Direction >> Pull out the lines from the one containing "What's the underlying" through the final line of the listing below and repeat them exactly. Leave the pictures behind.

Records >>
==========

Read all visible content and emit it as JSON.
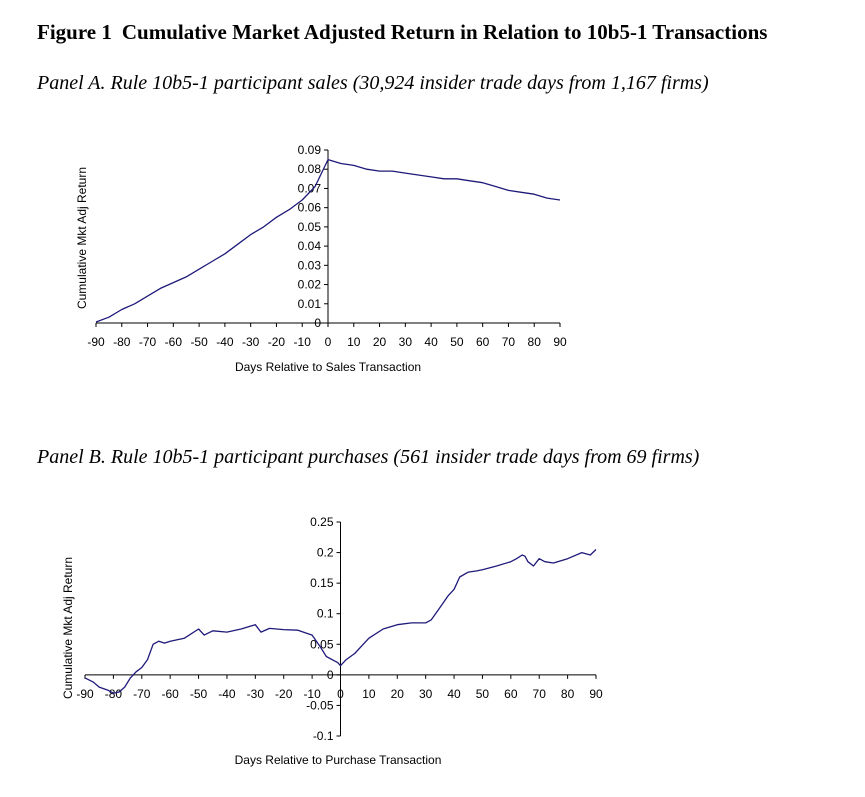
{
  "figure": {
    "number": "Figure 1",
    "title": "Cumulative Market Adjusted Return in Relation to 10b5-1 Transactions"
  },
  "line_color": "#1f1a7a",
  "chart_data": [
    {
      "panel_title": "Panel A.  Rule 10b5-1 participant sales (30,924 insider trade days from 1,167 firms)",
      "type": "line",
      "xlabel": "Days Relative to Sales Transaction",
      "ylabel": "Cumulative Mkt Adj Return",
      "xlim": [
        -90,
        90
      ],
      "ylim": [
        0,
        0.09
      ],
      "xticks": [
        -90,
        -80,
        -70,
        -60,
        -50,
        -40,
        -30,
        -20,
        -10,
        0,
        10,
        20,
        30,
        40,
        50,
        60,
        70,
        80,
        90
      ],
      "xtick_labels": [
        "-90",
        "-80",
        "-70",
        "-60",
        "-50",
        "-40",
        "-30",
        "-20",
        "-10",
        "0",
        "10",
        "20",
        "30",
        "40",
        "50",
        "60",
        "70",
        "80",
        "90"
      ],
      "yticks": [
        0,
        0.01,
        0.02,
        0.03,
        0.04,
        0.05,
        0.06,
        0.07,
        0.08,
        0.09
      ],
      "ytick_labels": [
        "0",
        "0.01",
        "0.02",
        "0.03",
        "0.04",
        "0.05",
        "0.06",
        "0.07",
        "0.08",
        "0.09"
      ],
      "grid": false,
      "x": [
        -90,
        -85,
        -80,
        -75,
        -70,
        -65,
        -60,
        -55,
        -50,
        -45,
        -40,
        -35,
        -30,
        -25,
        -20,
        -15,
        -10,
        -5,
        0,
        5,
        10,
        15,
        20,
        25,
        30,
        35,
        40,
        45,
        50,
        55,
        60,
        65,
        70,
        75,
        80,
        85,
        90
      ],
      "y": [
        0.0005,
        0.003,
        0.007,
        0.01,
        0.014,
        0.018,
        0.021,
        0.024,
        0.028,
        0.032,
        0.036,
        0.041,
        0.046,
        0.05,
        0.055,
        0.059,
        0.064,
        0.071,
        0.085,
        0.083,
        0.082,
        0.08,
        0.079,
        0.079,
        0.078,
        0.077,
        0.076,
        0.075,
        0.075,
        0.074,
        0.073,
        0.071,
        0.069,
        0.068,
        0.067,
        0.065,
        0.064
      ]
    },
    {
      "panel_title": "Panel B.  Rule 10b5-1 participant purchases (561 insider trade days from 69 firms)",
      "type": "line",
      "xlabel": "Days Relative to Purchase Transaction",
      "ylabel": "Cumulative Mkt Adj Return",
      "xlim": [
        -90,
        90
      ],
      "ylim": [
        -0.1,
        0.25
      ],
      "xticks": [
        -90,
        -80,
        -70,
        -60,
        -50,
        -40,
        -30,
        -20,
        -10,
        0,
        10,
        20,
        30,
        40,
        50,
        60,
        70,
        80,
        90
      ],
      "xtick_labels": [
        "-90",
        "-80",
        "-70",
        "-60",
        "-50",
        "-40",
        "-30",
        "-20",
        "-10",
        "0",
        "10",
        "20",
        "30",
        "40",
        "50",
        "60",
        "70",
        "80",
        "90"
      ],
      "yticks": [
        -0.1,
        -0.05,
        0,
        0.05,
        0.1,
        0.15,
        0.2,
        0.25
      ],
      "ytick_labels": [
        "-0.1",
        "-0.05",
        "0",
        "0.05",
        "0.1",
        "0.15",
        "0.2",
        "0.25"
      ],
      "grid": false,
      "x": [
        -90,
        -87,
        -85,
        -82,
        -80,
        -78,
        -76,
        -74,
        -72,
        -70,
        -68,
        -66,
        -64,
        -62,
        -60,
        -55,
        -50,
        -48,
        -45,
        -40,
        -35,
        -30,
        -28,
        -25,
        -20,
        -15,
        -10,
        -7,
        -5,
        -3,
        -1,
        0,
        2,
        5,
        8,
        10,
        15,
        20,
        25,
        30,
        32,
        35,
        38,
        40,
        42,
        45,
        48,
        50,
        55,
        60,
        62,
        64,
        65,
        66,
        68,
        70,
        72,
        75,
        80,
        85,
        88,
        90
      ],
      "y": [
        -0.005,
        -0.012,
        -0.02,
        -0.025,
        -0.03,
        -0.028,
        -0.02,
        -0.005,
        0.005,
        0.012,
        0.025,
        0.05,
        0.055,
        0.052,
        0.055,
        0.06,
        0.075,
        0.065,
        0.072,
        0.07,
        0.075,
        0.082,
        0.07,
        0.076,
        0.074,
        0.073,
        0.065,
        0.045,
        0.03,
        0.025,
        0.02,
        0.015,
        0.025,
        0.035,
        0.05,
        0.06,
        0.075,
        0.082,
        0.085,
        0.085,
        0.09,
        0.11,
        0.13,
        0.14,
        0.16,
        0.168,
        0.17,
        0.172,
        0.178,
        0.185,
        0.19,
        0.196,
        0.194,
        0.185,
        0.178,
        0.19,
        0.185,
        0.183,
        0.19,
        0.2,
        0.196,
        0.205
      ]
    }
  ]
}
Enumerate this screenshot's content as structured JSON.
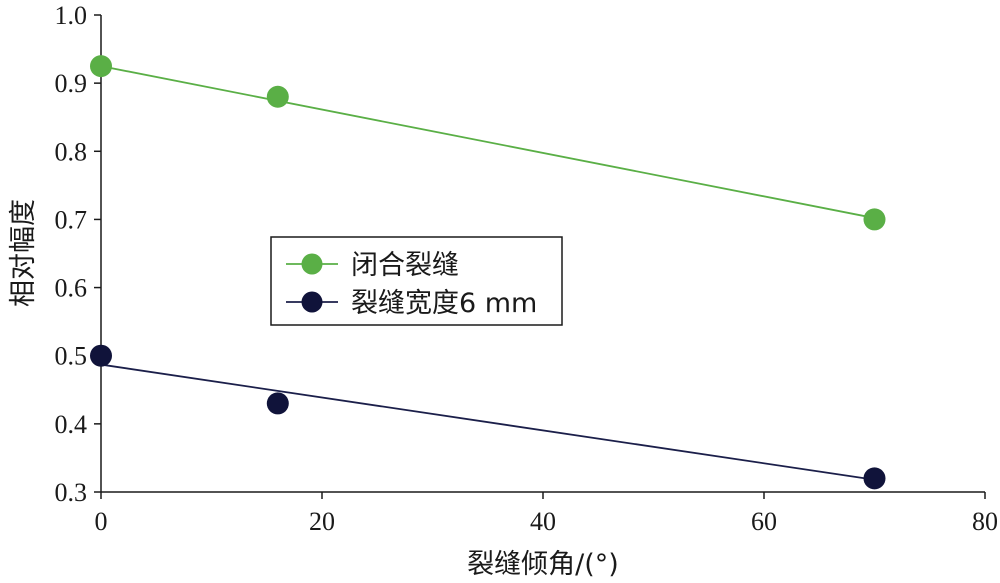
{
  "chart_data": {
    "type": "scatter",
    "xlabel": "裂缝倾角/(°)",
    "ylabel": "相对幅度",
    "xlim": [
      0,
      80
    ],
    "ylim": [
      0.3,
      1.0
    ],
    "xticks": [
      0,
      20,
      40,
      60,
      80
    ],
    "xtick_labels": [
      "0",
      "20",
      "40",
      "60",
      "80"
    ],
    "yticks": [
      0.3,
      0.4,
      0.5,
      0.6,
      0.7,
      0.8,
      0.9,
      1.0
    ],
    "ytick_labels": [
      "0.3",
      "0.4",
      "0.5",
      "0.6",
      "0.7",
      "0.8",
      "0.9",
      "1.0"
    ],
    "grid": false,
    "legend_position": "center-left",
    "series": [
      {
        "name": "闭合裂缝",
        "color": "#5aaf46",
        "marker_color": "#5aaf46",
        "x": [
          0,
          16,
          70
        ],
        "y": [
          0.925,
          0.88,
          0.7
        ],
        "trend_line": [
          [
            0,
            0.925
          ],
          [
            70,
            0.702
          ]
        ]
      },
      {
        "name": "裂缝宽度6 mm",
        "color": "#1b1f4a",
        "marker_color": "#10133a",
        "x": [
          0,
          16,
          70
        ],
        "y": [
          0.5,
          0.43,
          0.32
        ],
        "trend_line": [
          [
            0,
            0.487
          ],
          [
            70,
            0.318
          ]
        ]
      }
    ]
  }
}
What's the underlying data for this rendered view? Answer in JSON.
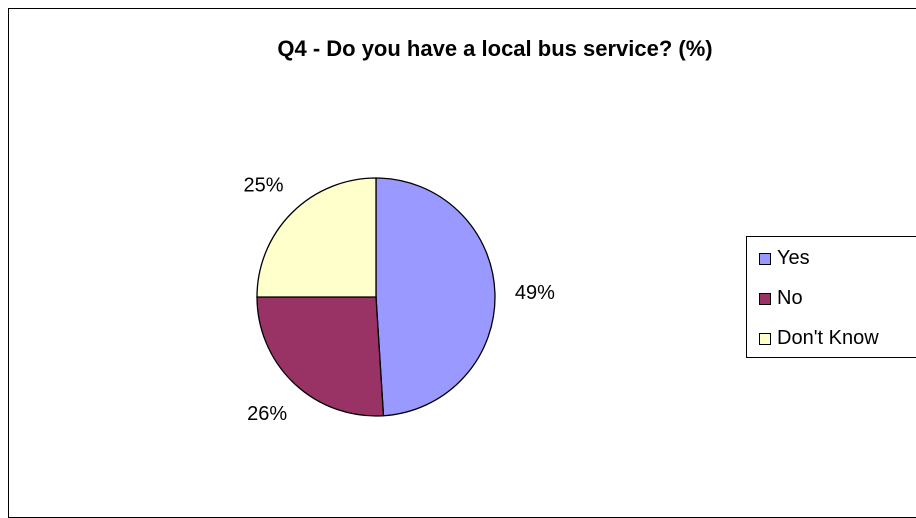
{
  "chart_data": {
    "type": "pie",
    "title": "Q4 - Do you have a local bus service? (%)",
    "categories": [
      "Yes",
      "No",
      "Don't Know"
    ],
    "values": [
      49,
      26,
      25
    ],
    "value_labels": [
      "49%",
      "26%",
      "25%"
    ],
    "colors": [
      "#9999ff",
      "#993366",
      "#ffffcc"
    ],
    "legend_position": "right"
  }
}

==========

Completed exercise >>
What's the underlying data for this rendered view? Answer in JSON.
{
  "chart_data": {
    "type": "pie",
    "title": "Q4 - Do you have a local bus service? (%)",
    "categories": [
      "Yes",
      "No",
      "Don't Know"
    ],
    "values": [
      49,
      26,
      25
    ],
    "value_labels": [
      "49%",
      "26%",
      "25%"
    ],
    "colors": [
      "#9999ff",
      "#993366",
      "#ffffcc"
    ],
    "legend_position": "right"
  }
}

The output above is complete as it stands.